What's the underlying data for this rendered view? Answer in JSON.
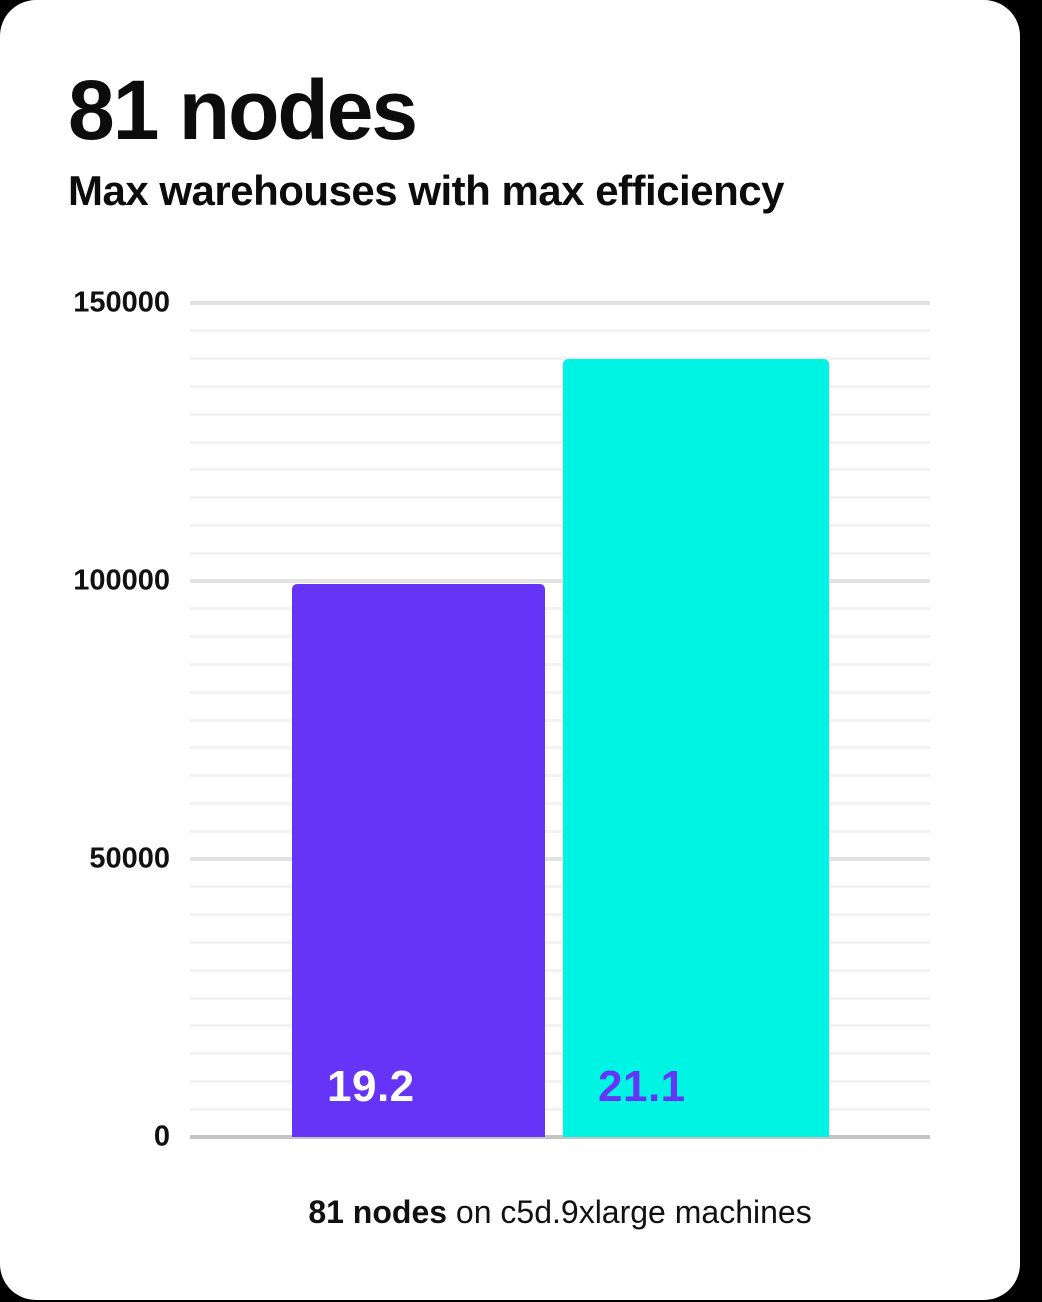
{
  "page": {
    "background_color": "#000000",
    "card_color": "#ffffff"
  },
  "header": {
    "title": "81 nodes",
    "subtitle": "Max warehouses with max efficiency"
  },
  "caption": {
    "bold": "81 nodes",
    "rest": " on c5d.9xlarge machines"
  },
  "chart_data": {
    "type": "bar",
    "title": "81 nodes",
    "subtitle": "Max warehouses with max efficiency",
    "categories": [
      "19.2",
      "21.1"
    ],
    "values": [
      99500,
      140000
    ],
    "bar_labels": [
      "19.2",
      "21.1"
    ],
    "bar_colors": [
      "#6634f6",
      "#00f4e3"
    ],
    "bar_label_colors": [
      "#ffffff",
      "#6634f6"
    ],
    "ylim": [
      0,
      150000
    ],
    "yticks": [
      0,
      50000,
      100000,
      150000
    ],
    "ytick_labels": [
      "0",
      "50000",
      "100000",
      "150000"
    ],
    "minor_grid_step": 5000,
    "major_grid_step": 50000,
    "grid": true,
    "legend": false,
    "xlabel": "",
    "ylabel": "",
    "annotation": "81 nodes on c5d.9xlarge machines",
    "colors": {
      "minor_gridline": "#f2f2f2",
      "major_gridline": "#e3e3e3",
      "axis_line": "#c4c4c4",
      "text": "#111111"
    }
  }
}
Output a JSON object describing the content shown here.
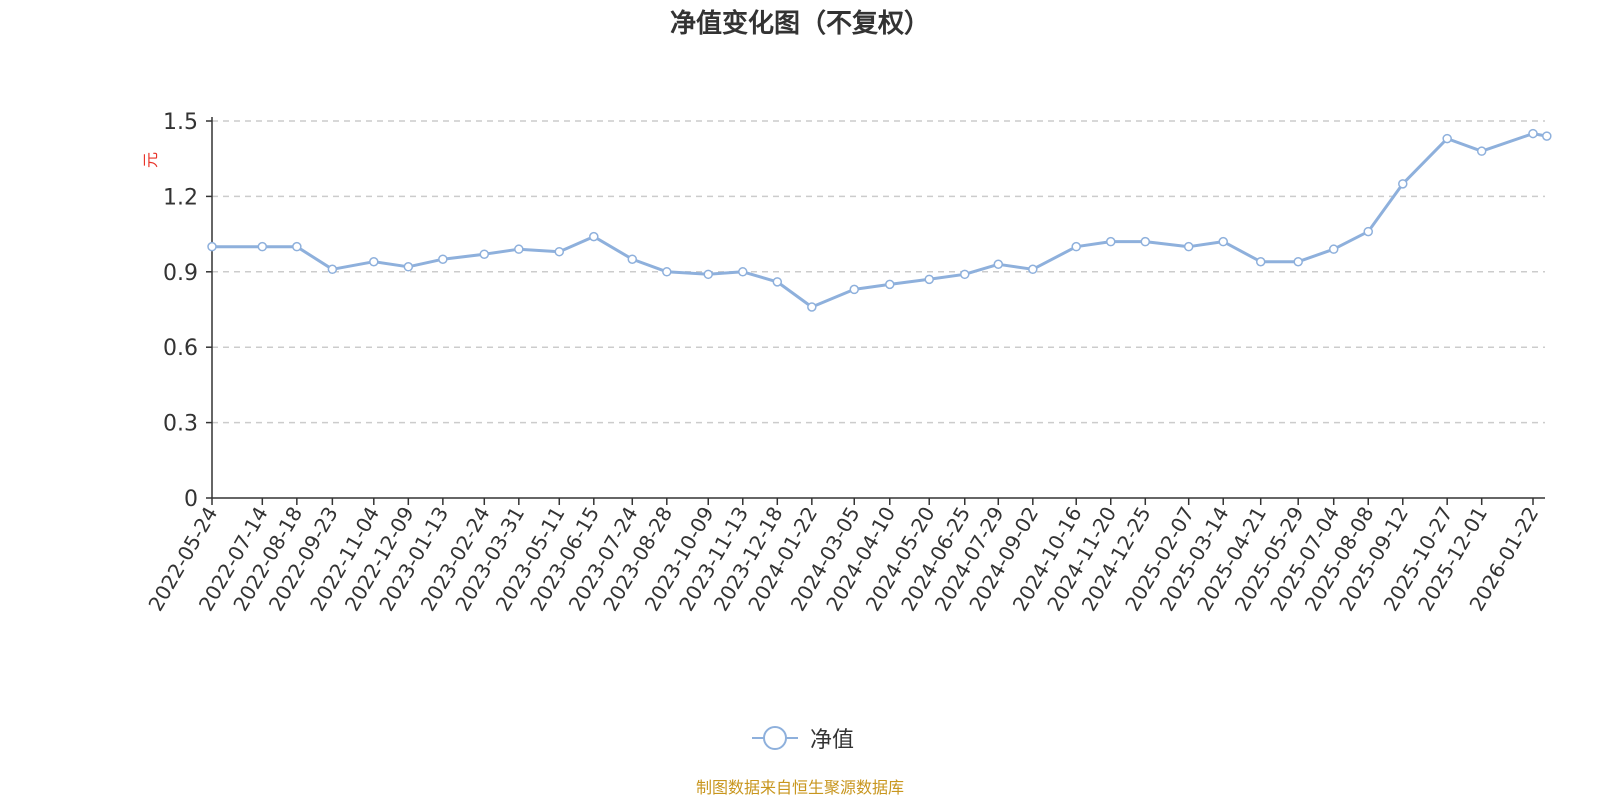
{
  "chart_data": {
    "type": "line",
    "title": "净值变化图（不复权）",
    "ylabel": "元",
    "xlabel": "",
    "ylim": [
      0,
      1.5
    ],
    "yticks": [
      0,
      0.3,
      0.6,
      0.9,
      1.2,
      1.5
    ],
    "ytick_labels": [
      "0",
      "0.3",
      "0.6",
      "0.9",
      "1.2",
      "1.5"
    ],
    "grid": "horizontal dashed",
    "legend": "bottom-center",
    "colors": {
      "line": "#8eb0dc",
      "ylabel": "#e8342a",
      "source": "#c8961e"
    },
    "x_tick_labels": [
      "2022-05-24",
      "2022-07-14",
      "2022-08-18",
      "2022-09-23",
      "2022-11-04",
      "2022-12-09",
      "2023-01-13",
      "2023-02-24",
      "2023-03-31",
      "2023-05-11",
      "2023-06-15",
      "2023-07-24",
      "2023-08-28",
      "2023-10-09",
      "2023-11-13",
      "2023-12-18",
      "2024-01-22",
      "2024-03-05",
      "2024-04-10",
      "2024-05-20",
      "2024-06-25",
      "2024-07-29",
      "2024-09-02",
      "2024-10-16",
      "2024-11-20",
      "2024-12-25",
      "2025-02-07",
      "2025-03-14",
      "2025-04-21",
      "2025-05-29",
      "2025-07-04",
      "2025-08-08",
      "2025-09-12",
      "2025-10-27",
      "2025-12-01",
      "2026-01-22"
    ],
    "series": [
      {
        "name": "净值",
        "x": [
          "2022-05-24",
          "2022-07-14",
          "2022-08-18",
          "2022-09-23",
          "2022-11-04",
          "2022-12-09",
          "2023-01-13",
          "2023-02-24",
          "2023-03-31",
          "2023-05-11",
          "2023-06-15",
          "2023-07-24",
          "2023-08-28",
          "2023-10-09",
          "2023-11-13",
          "2023-12-18",
          "2024-01-22",
          "2024-03-05",
          "2024-04-10",
          "2024-05-20",
          "2024-06-25",
          "2024-07-29",
          "2024-09-02",
          "2024-10-16",
          "2024-11-20",
          "2024-12-25",
          "2025-02-07",
          "2025-03-14",
          "2025-04-21",
          "2025-05-29",
          "2025-07-04",
          "2025-08-08",
          "2025-09-12",
          "2025-10-27",
          "2025-12-01",
          "2026-01-22",
          "2026-02-05"
        ],
        "values": [
          1.0,
          1.0,
          1.0,
          0.91,
          0.94,
          0.92,
          0.95,
          0.97,
          0.99,
          0.98,
          1.04,
          0.95,
          0.9,
          0.89,
          0.9,
          0.86,
          0.76,
          0.83,
          0.85,
          0.87,
          0.89,
          0.93,
          0.91,
          1.0,
          1.02,
          1.02,
          1.0,
          1.02,
          0.94,
          0.94,
          0.99,
          1.06,
          1.25,
          1.43,
          1.38,
          1.45,
          1.44
        ]
      }
    ]
  },
  "legend": {
    "label": "净值"
  },
  "footer": {
    "source": "制图数据来自恒生聚源数据库"
  }
}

━━━

Looking at the records above, tally the lines holding "efficiency" and reply with that number only.

■ **Exercise result**
2